## [Aim]
Exactly as given, repeat all of the entries.

## [Records supplied]
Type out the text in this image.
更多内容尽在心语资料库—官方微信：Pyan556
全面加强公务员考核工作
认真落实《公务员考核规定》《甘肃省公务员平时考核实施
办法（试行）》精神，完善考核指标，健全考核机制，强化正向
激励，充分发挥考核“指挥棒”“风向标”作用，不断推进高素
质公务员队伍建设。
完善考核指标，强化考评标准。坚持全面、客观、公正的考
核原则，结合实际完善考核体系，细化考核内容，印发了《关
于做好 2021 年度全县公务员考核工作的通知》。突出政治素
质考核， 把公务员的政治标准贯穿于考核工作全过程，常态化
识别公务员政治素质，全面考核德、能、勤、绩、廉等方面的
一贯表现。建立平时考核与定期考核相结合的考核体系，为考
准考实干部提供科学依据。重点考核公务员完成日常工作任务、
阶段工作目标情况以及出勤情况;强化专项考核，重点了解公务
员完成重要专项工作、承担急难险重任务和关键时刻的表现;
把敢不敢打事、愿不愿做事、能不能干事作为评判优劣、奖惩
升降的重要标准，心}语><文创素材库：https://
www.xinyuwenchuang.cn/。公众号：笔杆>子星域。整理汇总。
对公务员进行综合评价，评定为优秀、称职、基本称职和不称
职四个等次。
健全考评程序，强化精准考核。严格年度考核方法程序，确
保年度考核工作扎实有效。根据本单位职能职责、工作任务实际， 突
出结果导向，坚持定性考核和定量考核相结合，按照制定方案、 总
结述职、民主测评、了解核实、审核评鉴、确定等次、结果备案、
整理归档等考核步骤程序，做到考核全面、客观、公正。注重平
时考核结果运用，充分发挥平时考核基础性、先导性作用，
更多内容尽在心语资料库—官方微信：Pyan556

## [Finished exercise]
Type out the text in this image.
更多内容尽在心语资料库—官方微信：Pyan556
全面加强公务员考核工作
认真落实《公务员考核规定》《甘肃省公务员平时考核实施
办法（试行）》精神，完善考核指标，健全考核机制，强化正向
激励，充分发挥考核“指挥棒”“风向标”作用，不断推进高素
质公务员队伍建设。
完善考核指标，强化考评标准。坚持全面、客观、公正的考
核原则，结合实际完善考核体系，细化考核内容，印发了《关
于做好 2021 年度全县公务员考核工作的通知》。突出政治素
质考核， 把公务员的政治标准贯穿于考核工作全过程，常态化
识别公务员政治素质，全面考核德、能、勤、绩、廉等方面的
一贯表现。建立平时考核与定期考核相结合的考核体系，为考
准考实干部提供科学依据。重点考核公务员完成日常工作任务、
阶段工作目标情况以及出勤情况;强化专项考核，重点了解公务
员完成重要专项工作、承担急难险重任务和关键时刻的表现;
把敢不敢打事、愿不愿做事、能不能干事作为评判优劣、奖惩
升降的重要标准，心}语><文创素材库：https://
www.xinyuwenchuang.cn/。公众号：笔杆>子星域。整理汇总。
对公务员进行综合评价，评定为优秀、称职、基本称职和不称
职四个等次。
健全考评程序，强化精准考核。严格年度考核方法程序，确
保年度考核工作扎实有效。根据本单位职能职责、工作任务实际， 突
出结果导向，坚持定性考核和定量考核相结合，按照制定方案、 总
结述职、民主测评、了解核实、审核评鉴、确定等次、结果备案、
整理归档等考核步骤程序，做到考核全面、客观、公正。注重平
时考核结果运用，充分发挥平时考核基础性、先导性作用，
更多内容尽在心语资料库—官方微信：Pyan556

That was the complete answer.